Exercise prompt:
Transcribe without any changes the stretch of lines from the line containing "bar-gcl-4 [143,270,154,292]" through the line containing "y-tick-label: 3 [47,149,54,162]", with both ends included.

Spatial annotation entries:
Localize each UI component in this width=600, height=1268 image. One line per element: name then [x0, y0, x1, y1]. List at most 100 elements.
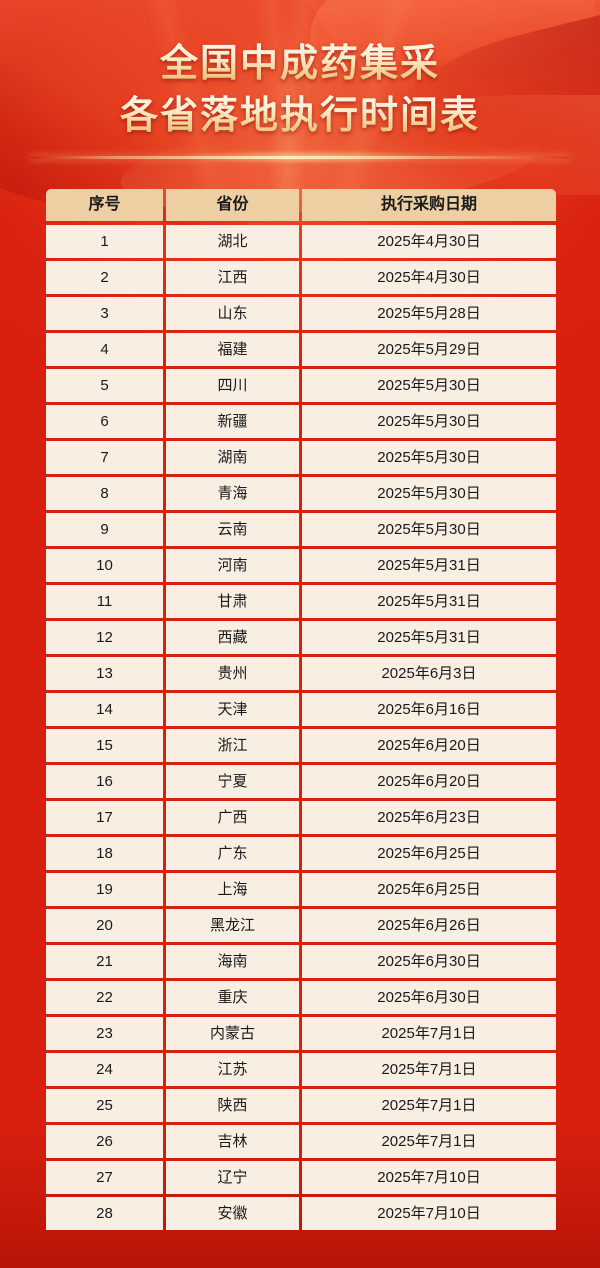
table-row: 21 海南 2025年6月30日 [46, 945, 556, 978]
table-row: 9 云南 2025年5月30日 [46, 513, 556, 546]
cell-province: 陕西 [166, 1089, 299, 1122]
cell-date: 2025年7月1日 [302, 1089, 556, 1122]
table-row: 12 西藏 2025年5月31日 [46, 621, 556, 654]
cell-province: 天津 [166, 693, 299, 726]
cell-date: 2025年6月23日 [302, 801, 556, 834]
table-row: 20 黑龙江 2025年6月26日 [46, 909, 556, 942]
table-row: 7 湖南 2025年5月30日 [46, 441, 556, 474]
table-row: 28 安徽 2025年7月10日 [46, 1197, 556, 1230]
table-row: 15 浙江 2025年6月20日 [46, 729, 556, 762]
cell-index: 5 [46, 369, 163, 402]
cell-index: 13 [46, 657, 163, 690]
cell-date: 2025年6月20日 [302, 765, 556, 798]
cell-index: 3 [46, 297, 163, 330]
cell-index: 20 [46, 909, 163, 942]
cell-index: 11 [46, 585, 163, 618]
cell-date: 2025年5月30日 [302, 369, 556, 402]
table-row: 11 甘肃 2025年5月31日 [46, 585, 556, 618]
cell-province: 甘肃 [166, 585, 299, 618]
cell-date: 2025年6月3日 [302, 657, 556, 690]
cell-date: 2025年5月28日 [302, 297, 556, 330]
title-line-1: 全国中成药集采 [0, 38, 600, 90]
table-row: 8 青海 2025年5月30日 [46, 477, 556, 510]
cell-index: 14 [46, 693, 163, 726]
cell-province: 吉林 [166, 1125, 299, 1158]
cell-province: 四川 [166, 369, 299, 402]
cell-index: 8 [46, 477, 163, 510]
table-row: 14 天津 2025年6月16日 [46, 693, 556, 726]
cell-date: 2025年7月1日 [302, 1125, 556, 1158]
cell-index: 18 [46, 837, 163, 870]
table-row: 5 四川 2025年5月30日 [46, 369, 556, 402]
cell-province: 江苏 [166, 1053, 299, 1086]
table-row: 16 宁夏 2025年6月20日 [46, 765, 556, 798]
cell-index: 26 [46, 1125, 163, 1158]
cell-date: 2025年5月31日 [302, 585, 556, 618]
cell-province: 湖北 [166, 225, 299, 258]
poster-title: 全国中成药集采 各省落地执行时间表 [0, 38, 600, 142]
cell-index: 4 [46, 333, 163, 366]
table-row: 4 福建 2025年5月29日 [46, 333, 556, 366]
cell-province: 河南 [166, 549, 299, 582]
cell-date: 2025年7月1日 [302, 1017, 556, 1050]
cell-date: 2025年5月30日 [302, 513, 556, 546]
cell-index: 7 [46, 441, 163, 474]
cell-index: 12 [46, 621, 163, 654]
cell-date: 2025年7月10日 [302, 1197, 556, 1230]
cell-index: 6 [46, 405, 163, 438]
cell-province: 黑龙江 [166, 909, 299, 942]
cell-province: 福建 [166, 333, 299, 366]
cell-date: 2025年5月29日 [302, 333, 556, 366]
cell-date: 2025年6月25日 [302, 837, 556, 870]
title-line-2: 各省落地执行时间表 [0, 90, 600, 142]
cell-province: 云南 [166, 513, 299, 546]
cell-index: 19 [46, 873, 163, 906]
cell-province: 新疆 [166, 405, 299, 438]
cell-date: 2025年5月30日 [302, 405, 556, 438]
cell-province: 上海 [166, 873, 299, 906]
cell-date: 2025年6月20日 [302, 729, 556, 762]
cell-date: 2025年4月30日 [302, 261, 556, 294]
cell-date: 2025年4月30日 [302, 225, 556, 258]
table-row: 24 江苏 2025年7月1日 [46, 1053, 556, 1086]
cell-index: 28 [46, 1197, 163, 1230]
cell-index: 24 [46, 1053, 163, 1086]
table-row: 17 广西 2025年6月23日 [46, 801, 556, 834]
table-row: 23 内蒙古 2025年7月1日 [46, 1017, 556, 1050]
column-header-date: 执行采购日期 [302, 189, 556, 221]
cell-date: 2025年7月1日 [302, 1053, 556, 1086]
table-row: 18 广东 2025年6月25日 [46, 837, 556, 870]
cell-province: 宁夏 [166, 765, 299, 798]
table-row: 27 辽宁 2025年7月10日 [46, 1161, 556, 1194]
cell-date: 2025年6月30日 [302, 945, 556, 978]
cell-province: 内蒙古 [166, 1017, 299, 1050]
cell-index: 22 [46, 981, 163, 1014]
column-header-province: 省份 [166, 189, 299, 221]
cell-index: 23 [46, 1017, 163, 1050]
cell-index: 15 [46, 729, 163, 762]
table-row: 26 吉林 2025年7月1日 [46, 1125, 556, 1158]
cell-date: 2025年6月25日 [302, 873, 556, 906]
cell-province: 辽宁 [166, 1161, 299, 1194]
table-row: 6 新疆 2025年5月30日 [46, 405, 556, 438]
cell-province: 重庆 [166, 981, 299, 1014]
table-row: 13 贵州 2025年6月3日 [46, 657, 556, 690]
table-row: 2 江西 2025年4月30日 [46, 261, 556, 294]
table-body: 1 湖北 2025年4月30日 2 江西 2025年4月30日 3 山东 2025年5月28日 4… [46, 225, 556, 1230]
cell-date: 2025年5月30日 [302, 441, 556, 474]
cell-date: 2025年7月10日 [302, 1161, 556, 1194]
cell-index: 25 [46, 1089, 163, 1122]
cell-province: 山东 [166, 297, 299, 330]
cell-index: 9 [46, 513, 163, 546]
table-header-row: 序号 省份 执行采购日期 [46, 189, 556, 221]
cell-province: 江西 [166, 261, 299, 294]
cell-index: 2 [46, 261, 163, 294]
table-row: 19 上海 2025年6月25日 [46, 873, 556, 906]
cell-index: 10 [46, 549, 163, 582]
column-header-index: 序号 [46, 189, 163, 221]
cell-province: 浙江 [166, 729, 299, 762]
gold-divider-line [30, 156, 570, 159]
cell-province: 广西 [166, 801, 299, 834]
table-row: 1 湖北 2025年4月30日 [46, 225, 556, 258]
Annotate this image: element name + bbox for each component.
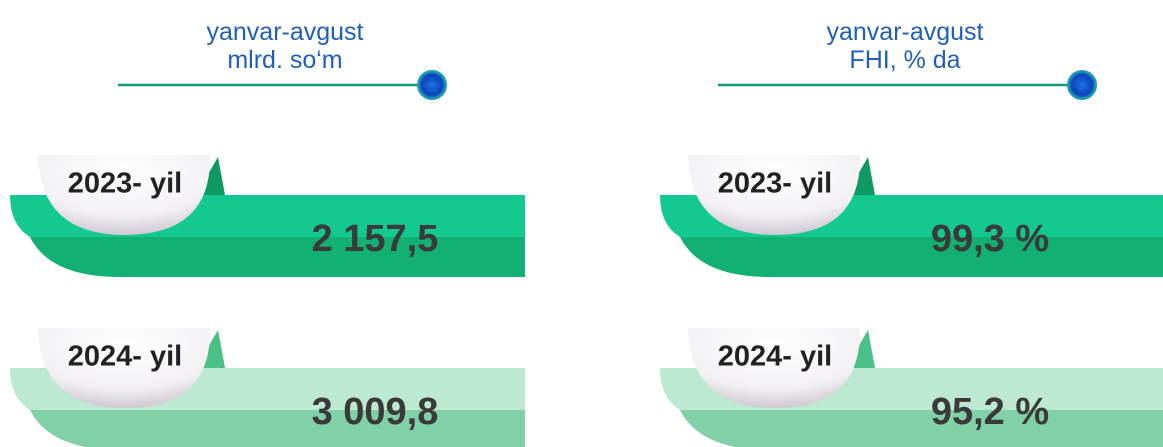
value-text: 99,3 % [931,218,1049,260]
value-text: 95,2 % [931,391,1049,433]
value-band-bottom [680,410,1163,447]
header-dot [417,70,447,100]
year-tab [38,155,211,235]
value-band-bottom [30,410,525,447]
value-band-bottom [680,237,1163,277]
year-tab [688,155,861,235]
year-label: 2023- yil [718,168,832,200]
value-text: 3 009,8 [312,391,439,433]
header-text: yanvar-avgust [206,18,363,46]
header-text: yanvar-avgust [826,18,983,46]
year-label: 2024- yil [718,341,832,373]
header-dot [1067,70,1097,100]
year-label: 2024- yil [68,341,182,373]
year-label: 2023- yil [68,168,182,200]
header-text: mlrd. so‘m [227,46,342,74]
year-tab [688,328,861,408]
value-text: 2 157,5 [312,218,439,260]
header-text: FHI, % da [849,46,960,74]
year-tab [38,328,211,408]
value-band-bottom [30,237,525,277]
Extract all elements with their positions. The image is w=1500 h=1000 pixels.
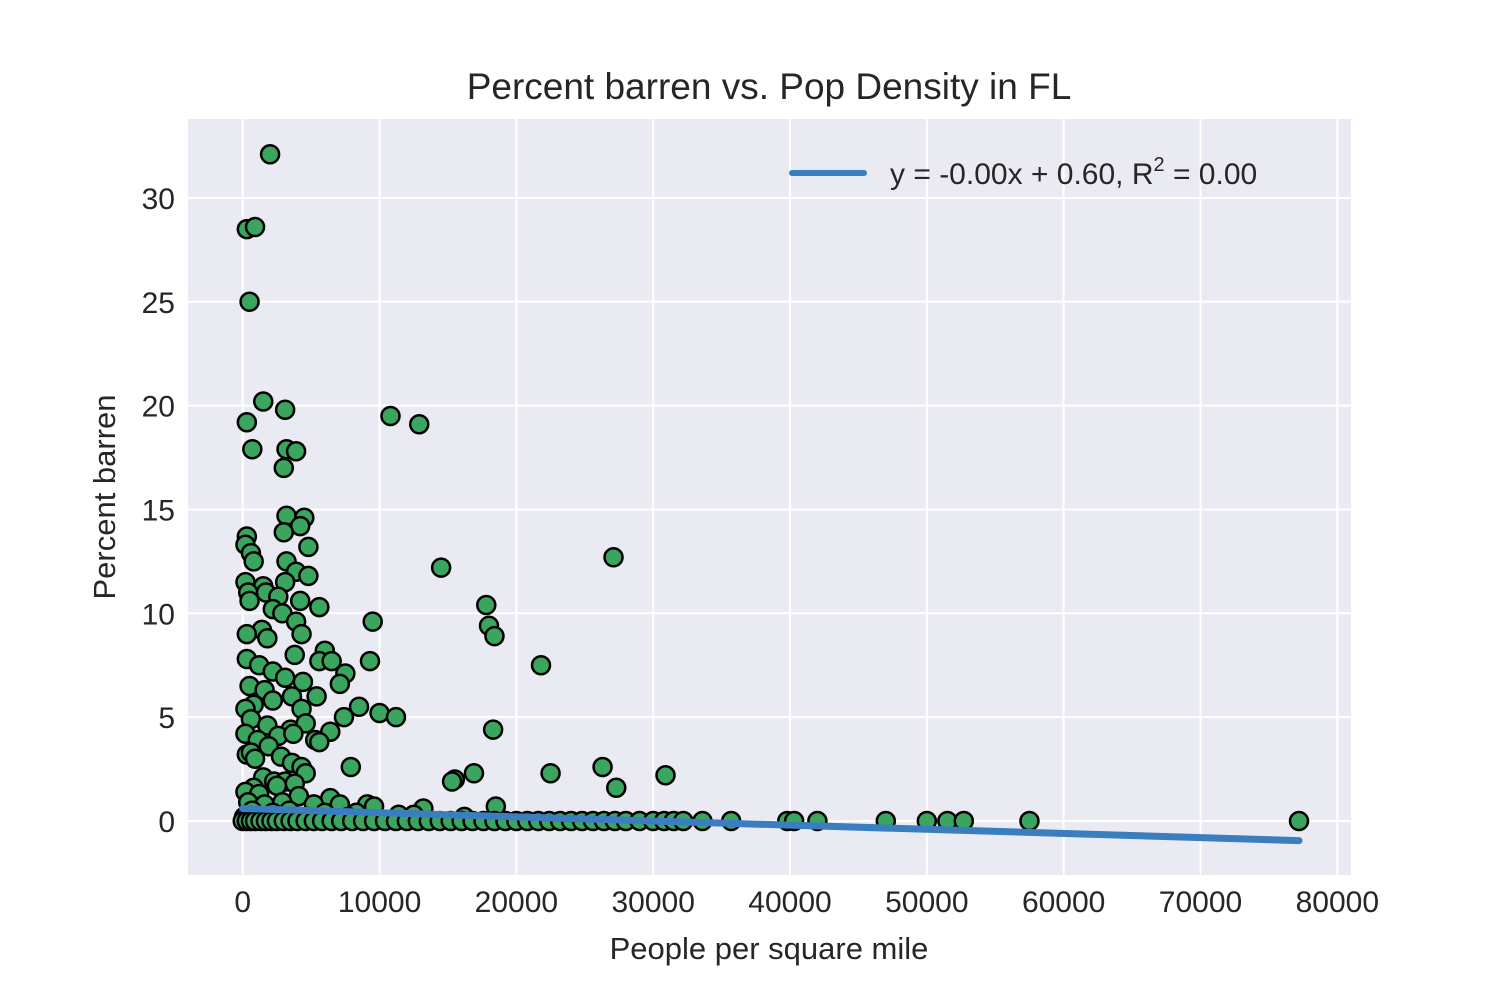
data-point	[340, 756, 362, 778]
data-point	[333, 706, 355, 728]
data-point	[236, 623, 258, 645]
data-point	[236, 411, 258, 433]
data-point	[266, 775, 288, 796]
y-tick-label: 20	[142, 391, 175, 424]
x-tick-label: 70000	[1159, 886, 1242, 919]
data-points	[232, 144, 1310, 832]
data-point	[285, 441, 307, 462]
x-tick-label: 60000	[1022, 886, 1105, 919]
x-tick-label: 30000	[611, 886, 694, 919]
fit-line	[239, 805, 1303, 845]
data-point	[463, 762, 485, 784]
data-point	[239, 291, 260, 313]
legend-label-text: y = -0.00x + 0.60, R	[890, 158, 1153, 191]
y-tick-label: 25	[142, 287, 175, 320]
data-point	[540, 762, 561, 784]
legend-label-suffix: = 0.00	[1165, 158, 1258, 191]
y-tick-label: 0	[158, 806, 175, 839]
data-point	[253, 391, 274, 412]
data-point	[306, 686, 327, 707]
data-point	[484, 625, 505, 647]
data-point	[291, 623, 312, 645]
data-point	[273, 457, 295, 479]
fit-line-group	[239, 805, 1303, 845]
x-tick-label: 20000	[475, 886, 558, 919]
data-point	[309, 596, 330, 618]
legend: y = -0.00x + 0.60, R2 = 0.00	[789, 154, 1257, 191]
data-point	[309, 731, 330, 753]
data-point	[298, 565, 319, 587]
data-point	[243, 551, 264, 572]
chart-title: Percent barren vs. Pop Density in FL	[467, 66, 1072, 107]
x-axis-label: People per square mile	[610, 931, 929, 966]
y-tick-label: 30	[142, 183, 175, 216]
data-point	[244, 216, 266, 238]
legend-label: y = -0.00x + 0.60, R2 = 0.00	[890, 154, 1257, 191]
x-tick-label: 50000	[885, 886, 968, 919]
data-point	[329, 673, 351, 695]
data-point	[257, 627, 278, 649]
data-point	[239, 590, 260, 612]
data-point	[1288, 810, 1310, 832]
y-tick-label: 15	[142, 494, 175, 527]
data-point	[284, 644, 305, 666]
data-point	[262, 690, 284, 711]
data-point	[289, 590, 311, 612]
x-tick-label: 0	[234, 886, 251, 919]
x-tick-label: 40000	[748, 886, 831, 919]
data-point	[244, 748, 266, 769]
data-point	[408, 414, 430, 435]
data-point	[274, 667, 296, 688]
data-point	[273, 522, 295, 543]
data-point	[283, 723, 304, 745]
data-point	[321, 650, 342, 672]
data-point	[242, 438, 263, 460]
data-point	[530, 654, 552, 676]
x-tick-label: 10000	[338, 886, 421, 919]
data-point	[482, 719, 504, 740]
data-point	[359, 650, 381, 672]
data-point	[606, 777, 627, 799]
data-point	[655, 765, 676, 786]
data-point	[1019, 810, 1040, 832]
data-point	[292, 671, 314, 693]
data-point	[259, 144, 281, 165]
data-point	[369, 702, 390, 724]
y-tick-label: 5	[158, 702, 175, 735]
y-axis-label: Percent barren	[87, 394, 122, 599]
y-tick-label: 10	[142, 598, 175, 631]
data-point	[380, 405, 401, 427]
data-point	[476, 594, 497, 616]
data-point	[298, 536, 319, 558]
x-tick-label: 80000	[1296, 886, 1379, 919]
data-point	[603, 546, 624, 568]
data-point	[274, 399, 296, 421]
data-point	[362, 611, 383, 632]
plot-area	[188, 119, 1351, 875]
data-point	[592, 756, 613, 778]
grid-lines	[188, 119, 1351, 875]
legend-label-superscript: 2	[1153, 154, 1164, 176]
x-tick-labels: 0 10000 20000 30000 40000 50000 60000 70000 8000…	[234, 886, 1379, 919]
data-point	[385, 706, 407, 728]
data-point	[441, 771, 463, 792]
data-point	[430, 557, 452, 578]
data-point	[348, 696, 370, 718]
y-tick-labels: 0 5 10 15 20 25 30	[142, 183, 175, 839]
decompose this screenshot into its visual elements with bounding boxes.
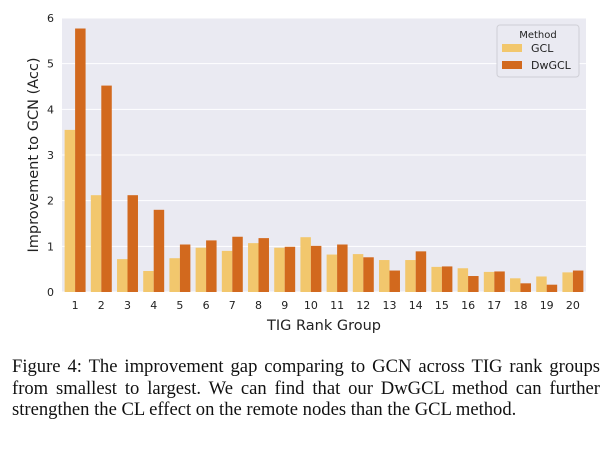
bar-gcl-4 [143,270,154,292]
bar-gcl-7 [221,250,233,292]
y-tick-label: 0 [47,286,54,299]
x-tick-label: 5 [176,299,183,312]
x-tick-label: 19 [540,299,554,312]
bar-gcl-8 [248,243,259,292]
y-tick-label: 6 [47,12,54,25]
bar-dwgcl-15 [441,266,453,292]
legend-swatch-gcl [502,44,522,52]
figure-caption: Figure 4: The improvement gap comparing … [12,356,600,420]
x-tick-label: 3 [124,299,131,312]
bar-dwgcl-9 [284,246,296,292]
bar-gcl-1 [64,129,76,292]
x-tick-label: 14 [409,299,423,312]
x-axis-label: TIG Rank Group [266,318,381,334]
y-tick-label: 3 [47,149,54,162]
bar-dwgcl-17 [494,271,505,292]
x-tick-label: 16 [461,299,475,312]
x-tick-labels: 1 2 3 4 5 6 7 8 9 10 11 12 13 14 15 16 17 18 19 20 [72,299,580,312]
x-tick-label: 7 [229,299,236,312]
bar-dwgcl-18 [520,283,531,292]
bar-dwgcl-12 [363,257,374,292]
x-tick-label: 6 [203,299,210,312]
y-tick-label: 4 [47,103,54,116]
bar-gcl-15 [431,266,442,292]
bar-dwgcl-3 [127,195,138,292]
x-tick-label: 17 [487,299,501,312]
x-tick-label: 11 [330,299,344,312]
x-tick-label: 13 [383,299,397,312]
y-tick-label: 1 [47,240,54,253]
bar-dwgcl-20 [572,270,584,292]
bar-dwgcl-11 [337,244,348,292]
bar-dwgcl-6 [206,240,217,292]
bar-gcl-17 [483,271,495,292]
bar-dwgcl-2 [101,85,112,292]
x-tick-label: 9 [281,299,288,312]
bar-gcl-11 [326,254,338,292]
bar-dwgcl-14 [415,251,427,292]
x-tick-label: 12 [356,299,370,312]
bar-gcl-10 [300,237,311,292]
bar-gcl-19 [536,276,547,292]
x-tick-label: 10 [304,299,318,312]
bar-dwgcl-13 [389,270,400,292]
bar-dwgcl-8 [258,238,269,292]
x-tick-label: 20 [566,299,580,312]
bar-gcl-16 [457,268,469,292]
bar-gcl-13 [379,260,390,292]
bar-dwgcl-1 [75,28,86,293]
bar-dwgcl-7 [232,236,243,292]
legend-label-dwgcl: DwGCL [531,59,572,72]
x-tick-label: 18 [514,299,528,312]
y-axis-label: Improvement to GCN (Acc) [26,57,42,252]
bar-dwgcl-16 [468,276,479,292]
x-tick-label: 4 [150,299,157,312]
bar-gcl-14 [405,260,416,292]
bar-gcl-20 [562,272,573,292]
bar-gcl-5 [169,258,180,292]
x-tick-label: 2 [98,299,105,312]
bar-dwgcl-10 [310,245,322,292]
bar-gcl-3 [117,259,128,292]
x-tick-label: 1 [72,299,79,312]
bar-gcl-9 [274,247,285,292]
legend: Method GCL DwGCL [496,24,580,78]
bar-gcl-2 [90,195,102,292]
bar-dwgcl-19 [546,284,558,292]
legend-label-gcl: GCL [531,42,554,55]
legend-swatch-dwgcl [502,61,522,69]
bar-gcl-18 [510,278,521,292]
y-tick-label: 5 [47,58,54,71]
bar-dwgcl-4 [153,209,165,292]
y-tick-labels: 0 1 2 3 4 5 6 [47,12,54,299]
x-tick-label: 15 [435,299,449,312]
bar-gcl-12 [352,254,364,292]
legend-title: Method [519,30,557,41]
y-tick-label: 2 [47,195,54,208]
bar-gcl-6 [195,247,207,292]
x-tick-label: 8 [255,299,262,312]
bar-dwgcl-5 [179,244,191,292]
bars [64,28,584,293]
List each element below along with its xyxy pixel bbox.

Answer in full:
bar-gcl-4 [143,270,154,292]
bar-gcl-7 [221,250,233,292]
y-tick-label: 0 [47,286,54,299]
x-tick-label: 5 [176,299,183,312]
x-tick-label: 19 [540,299,554,312]
bar-gcl-8 [248,243,259,292]
y-tick-label: 6 [47,12,54,25]
bar-dwgcl-15 [441,266,453,292]
legend-swatch-gcl [502,44,522,52]
figure-caption: Figure 4: The improvement gap comparing … [12,356,600,420]
x-tick-label: 3 [124,299,131,312]
bar-dwgcl-9 [284,246,296,292]
bar-gcl-1 [64,129,76,292]
x-tick-label: 14 [409,299,423,312]
x-axis-label: TIG Rank Group [266,318,381,334]
y-tick-label: 3 [47,149,54,162]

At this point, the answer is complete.